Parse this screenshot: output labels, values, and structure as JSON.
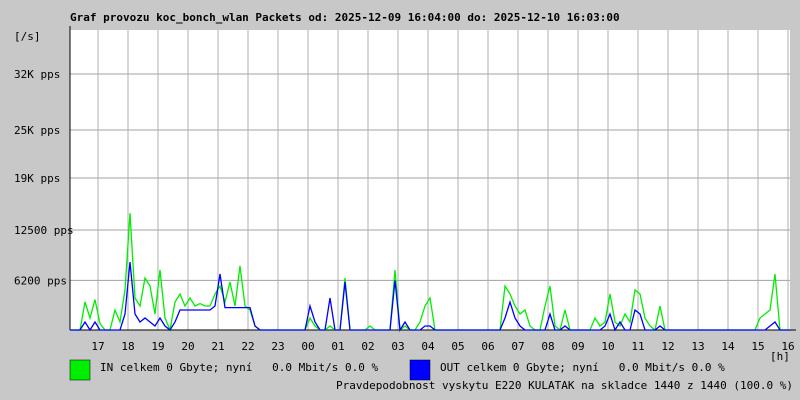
{
  "chart_data": {
    "type": "line",
    "title": "Graf provozu koc_bonch_wlan Packets od: 2025-12-09 16:04:00 do: 2025-12-10 16:03:00",
    "y_unit": "[/s]",
    "x_unit": "[h]",
    "x": [
      0,
      10,
      20,
      30,
      40,
      50,
      60,
      70,
      80,
      90,
      100,
      110,
      120,
      130,
      140,
      150,
      160,
      170,
      180,
      190,
      200,
      210,
      220,
      230,
      240,
      250,
      260,
      270,
      280,
      290,
      300,
      310,
      320,
      330,
      340,
      350,
      360,
      370,
      380,
      390,
      400,
      410,
      420,
      430,
      440,
      450,
      460,
      470,
      480,
      490,
      500,
      510,
      520,
      530,
      540,
      550,
      560,
      570,
      580,
      590,
      600,
      610,
      620,
      630,
      640,
      650,
      660,
      670,
      680,
      690,
      700,
      710,
      720,
      730,
      740,
      750,
      760,
      770,
      780,
      790,
      800,
      810,
      820,
      830,
      840,
      850,
      860,
      870,
      880,
      890,
      900,
      910,
      920,
      930,
      940,
      950,
      960,
      970,
      980,
      990,
      1000,
      1010,
      1020,
      1030,
      1040,
      1050,
      1060,
      1070,
      1080,
      1090,
      1100,
      1110,
      1120,
      1130,
      1140,
      1150,
      1160,
      1170,
      1180,
      1190,
      1200,
      1210,
      1220,
      1230,
      1240,
      1250,
      1260,
      1270,
      1280,
      1290,
      1300,
      1310,
      1320,
      1330,
      1340,
      1350,
      1360,
      1370,
      1380,
      1390,
      1400,
      1410,
      1420,
      1430,
      1440
    ],
    "series": [
      {
        "name": "IN celkem 0 Gbyte; nyní   0.0 Mbit/s 0.0 %",
        "color": "#00ee00",
        "values": [
          0,
          0,
          0,
          3500,
          1500,
          3800,
          800,
          0,
          0,
          2500,
          1000,
          5000,
          14600,
          4000,
          3000,
          6500,
          5500,
          2000,
          7500,
          1500,
          0,
          3500,
          4500,
          3000,
          4000,
          3000,
          3300,
          3000,
          3000,
          4500,
          5500,
          3500,
          6000,
          3000,
          8000,
          3000,
          2500,
          500,
          0,
          0,
          0,
          0,
          0,
          0,
          0,
          0,
          0,
          0,
          1500,
          500,
          0,
          0,
          500,
          0,
          0,
          6500,
          0,
          0,
          0,
          0,
          500,
          0,
          0,
          0,
          0,
          7500,
          0,
          500,
          0,
          0,
          1000,
          3000,
          4000,
          0,
          0,
          0,
          0,
          0,
          0,
          0,
          0,
          0,
          0,
          0,
          0,
          0,
          0,
          5500,
          4500,
          3000,
          2000,
          2500,
          500,
          0,
          0,
          3000,
          5500,
          500,
          0,
          2500,
          0,
          0,
          0,
          0,
          0,
          1500,
          500,
          1000,
          4500,
          1000,
          500,
          2000,
          1000,
          5000,
          4500,
          1500,
          500,
          0,
          3000,
          0,
          0,
          0,
          0,
          0,
          0,
          0,
          0,
          0,
          0,
          0,
          0,
          0,
          0,
          0,
          0,
          0,
          0,
          0,
          1500,
          2000,
          2500,
          7000,
          0,
          0,
          0
        ]
      },
      {
        "name": "OUT celkem 0 Gbyte; nyní   0.0 Mbit/s 0.0 %",
        "color": "#0000ff",
        "values": [
          0,
          0,
          0,
          1000,
          0,
          1000,
          0,
          0,
          0,
          0,
          0,
          2000,
          8500,
          2000,
          1000,
          1500,
          1000,
          500,
          1500,
          500,
          0,
          1000,
          2500,
          2500,
          2500,
          2500,
          2500,
          2500,
          2500,
          3000,
          7000,
          2800,
          2800,
          2800,
          2800,
          2800,
          2800,
          500,
          0,
          0,
          0,
          0,
          0,
          0,
          0,
          0,
          0,
          0,
          3000,
          1000,
          0,
          0,
          4000,
          0,
          0,
          6000,
          0,
          0,
          0,
          0,
          0,
          0,
          0,
          0,
          0,
          6200,
          0,
          1000,
          0,
          0,
          0,
          500,
          500,
          0,
          0,
          0,
          0,
          0,
          0,
          0,
          0,
          0,
          0,
          0,
          0,
          0,
          0,
          1500,
          3500,
          1500,
          500,
          0,
          0,
          0,
          0,
          0,
          2000,
          0,
          0,
          500,
          0,
          0,
          0,
          0,
          0,
          0,
          0,
          500,
          2000,
          0,
          1000,
          0,
          0,
          2500,
          2000,
          0,
          0,
          0,
          500,
          0,
          0,
          0,
          0,
          0,
          0,
          0,
          0,
          0,
          0,
          0,
          0,
          0,
          0,
          0,
          0,
          0,
          0,
          0,
          0,
          0,
          500,
          1000,
          0,
          0,
          0
        ]
      }
    ],
    "xlim": [
      0,
      1440
    ],
    "xticks": [
      {
        "value": 56,
        "label": "17"
      },
      {
        "value": 116,
        "label": "18"
      },
      {
        "value": 176,
        "label": "19"
      },
      {
        "value": 236,
        "label": "20"
      },
      {
        "value": 296,
        "label": "21"
      },
      {
        "value": 356,
        "label": "22"
      },
      {
        "value": 416,
        "label": "23"
      },
      {
        "value": 476,
        "label": "00"
      },
      {
        "value": 536,
        "label": "01"
      },
      {
        "value": 596,
        "label": "02"
      },
      {
        "value": 656,
        "label": "03"
      },
      {
        "value": 716,
        "label": "04"
      },
      {
        "value": 776,
        "label": "05"
      },
      {
        "value": 836,
        "label": "06"
      },
      {
        "value": 896,
        "label": "07"
      },
      {
        "value": 956,
        "label": "08"
      },
      {
        "value": 1016,
        "label": "09"
      },
      {
        "value": 1076,
        "label": "10"
      },
      {
        "value": 1136,
        "label": "11"
      },
      {
        "value": 1196,
        "label": "12"
      },
      {
        "value": 1256,
        "label": "13"
      },
      {
        "value": 1316,
        "label": "14"
      },
      {
        "value": 1376,
        "label": "15"
      },
      {
        "value": 1436,
        "label": "16"
      }
    ],
    "ylim": [
      0,
      37500
    ],
    "yticks": [
      {
        "value": 6200,
        "label": "6200 pps"
      },
      {
        "value": 12500,
        "label": "12500 pps"
      },
      {
        "value": 19000,
        "label": "19K pps"
      },
      {
        "value": 25000,
        "label": "25K pps"
      },
      {
        "value": 32000,
        "label": "32K pps"
      }
    ],
    "grid": true,
    "footer": "Pravdepodobnost vyskytu E220 KULATAK na skladce 1440 z 1440 (100.0 %)",
    "footer_color": "#ff0000"
  }
}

## Work to be completed
Report all lines of the data that include the word "name".

## Output of the task
        "name": "IN celkem 0 Gbyte; nyní   0.0 Mbit/s 0.0 %",
        "name": "OUT celkem 0 Gbyte; nyní   0.0 Mbit/s 0.0 %",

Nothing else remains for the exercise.